ROWS |

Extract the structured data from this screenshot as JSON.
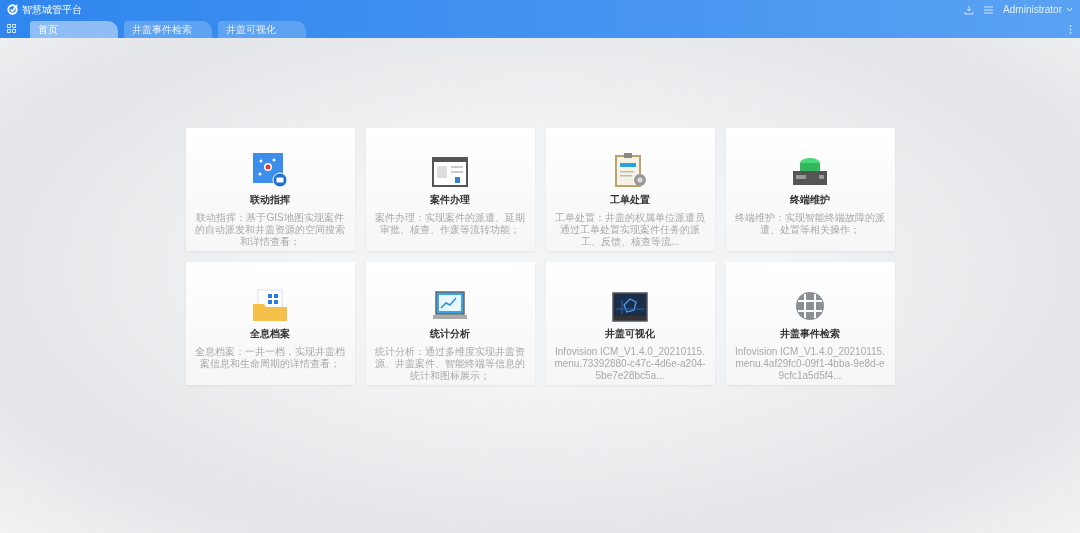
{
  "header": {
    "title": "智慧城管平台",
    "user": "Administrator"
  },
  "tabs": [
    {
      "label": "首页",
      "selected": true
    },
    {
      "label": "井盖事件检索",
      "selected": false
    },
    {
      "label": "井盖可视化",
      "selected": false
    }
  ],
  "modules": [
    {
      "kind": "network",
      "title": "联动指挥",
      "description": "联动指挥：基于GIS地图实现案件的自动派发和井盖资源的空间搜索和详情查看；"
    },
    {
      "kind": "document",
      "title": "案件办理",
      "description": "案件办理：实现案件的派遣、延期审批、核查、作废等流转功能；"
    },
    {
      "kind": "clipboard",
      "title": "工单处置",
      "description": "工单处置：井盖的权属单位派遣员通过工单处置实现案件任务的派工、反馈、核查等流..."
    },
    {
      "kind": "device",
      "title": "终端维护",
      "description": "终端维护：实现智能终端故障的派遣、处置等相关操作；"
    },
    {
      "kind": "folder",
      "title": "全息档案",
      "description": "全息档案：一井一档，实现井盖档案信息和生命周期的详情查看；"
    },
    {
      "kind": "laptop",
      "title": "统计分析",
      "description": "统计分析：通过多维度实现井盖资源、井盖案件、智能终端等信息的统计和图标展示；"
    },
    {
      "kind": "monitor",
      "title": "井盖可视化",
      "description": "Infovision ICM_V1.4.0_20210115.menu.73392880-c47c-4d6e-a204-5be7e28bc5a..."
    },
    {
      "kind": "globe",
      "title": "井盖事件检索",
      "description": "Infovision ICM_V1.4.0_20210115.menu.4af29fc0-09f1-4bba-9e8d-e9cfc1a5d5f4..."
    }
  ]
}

SHORT PROBLEM | Using the entries above, return each line that includes the word "menu".

IN RESPONSE |
      "description": "Infovision ICM_V1.4.0_20210115.menu.73392880-c47c-4d6e-a204-5be7e28bc5a..."
      "description": "Infovision ICM_V1.4.0_20210115.menu.4af29fc0-09f1-4bba-9e8d-e9cfc1a5d5f4..."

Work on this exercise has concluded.